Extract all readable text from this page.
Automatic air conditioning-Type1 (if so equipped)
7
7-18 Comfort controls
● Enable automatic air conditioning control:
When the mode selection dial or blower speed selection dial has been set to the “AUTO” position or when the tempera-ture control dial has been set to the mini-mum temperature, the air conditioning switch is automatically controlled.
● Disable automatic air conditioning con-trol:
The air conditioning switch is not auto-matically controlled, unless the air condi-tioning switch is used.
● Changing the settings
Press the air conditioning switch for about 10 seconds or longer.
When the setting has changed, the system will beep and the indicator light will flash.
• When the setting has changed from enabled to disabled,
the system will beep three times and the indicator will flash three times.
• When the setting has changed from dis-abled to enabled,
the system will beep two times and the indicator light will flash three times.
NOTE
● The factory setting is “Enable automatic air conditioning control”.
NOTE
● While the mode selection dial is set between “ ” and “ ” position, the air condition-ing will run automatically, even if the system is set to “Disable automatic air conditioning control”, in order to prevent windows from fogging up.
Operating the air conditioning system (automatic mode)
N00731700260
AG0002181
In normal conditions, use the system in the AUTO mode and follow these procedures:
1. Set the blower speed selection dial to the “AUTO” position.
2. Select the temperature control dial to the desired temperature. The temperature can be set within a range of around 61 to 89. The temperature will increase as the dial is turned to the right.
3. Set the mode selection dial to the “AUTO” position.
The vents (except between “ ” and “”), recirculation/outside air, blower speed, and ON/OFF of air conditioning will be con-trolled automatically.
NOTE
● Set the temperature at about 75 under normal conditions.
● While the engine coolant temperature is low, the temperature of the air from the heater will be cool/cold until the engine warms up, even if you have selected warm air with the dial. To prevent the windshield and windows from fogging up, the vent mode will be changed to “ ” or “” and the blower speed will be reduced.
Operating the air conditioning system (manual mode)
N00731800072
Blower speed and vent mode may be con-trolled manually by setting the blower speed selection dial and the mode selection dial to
───
* EXERCISE TASK: Repeat every record, keeping each word and mark exactly as it is.

* TASK RESULT:
Extract all readable text from this page.
Automatic air conditioning-Type1 (if so equipped)
7
7-18 Comfort controls
● Enable automatic air conditioning control:
When the mode selection dial or blower speed selection dial has been set to the “AUTO” position or when the tempera-ture control dial has been set to the mini-mum temperature, the air conditioning switch is automatically controlled.
● Disable automatic air conditioning con-trol:
The air conditioning switch is not auto-matically controlled, unless the air condi-tioning switch is used.
● Changing the settings
Press the air conditioning switch for about 10 seconds or longer.
When the setting has changed, the system will beep and the indicator light will flash.
• When the setting has changed from enabled to disabled,
the system will beep three times and the indicator will flash three times.
• When the setting has changed from dis-abled to enabled,
the system will beep two times and the indicator light will flash three times.
NOTE
● The factory setting is “Enable automatic air conditioning control”.
NOTE
● While the mode selection dial is set between “ ” and “ ” position, the air condition-ing will run automatically, even if the system is set to “Disable automatic air conditioning control”, in order to prevent windows from fogging up.
Operating the air conditioning system (automatic mode)
N00731700260
AG0002181
In normal conditions, use the system in the AUTO mode and follow these procedures:
1. Set the blower speed selection dial to the “AUTO” position.
2. Select the temperature control dial to the desired temperature. The temperature can be set within a range of around 61 to 89. The temperature will increase as the dial is turned to the right.
3. Set the mode selection dial to the “AUTO” position.
The vents (except between “ ” and “”), recirculation/outside air, blower speed, and ON/OFF of air conditioning will be con-trolled automatically.
NOTE
● Set the temperature at about 75 under normal conditions.
● While the engine coolant temperature is low, the temperature of the air from the heater will be cool/cold until the engine warms up, even if you have selected warm air with the dial. To prevent the windshield and windows from fogging up, the vent mode will be changed to “ ” or “” and the blower speed will be reduced.
Operating the air conditioning system (manual mode)
N00731800072
Blower speed and vent mode may be con-trolled manually by setting the blower speed selection dial and the mode selection dial to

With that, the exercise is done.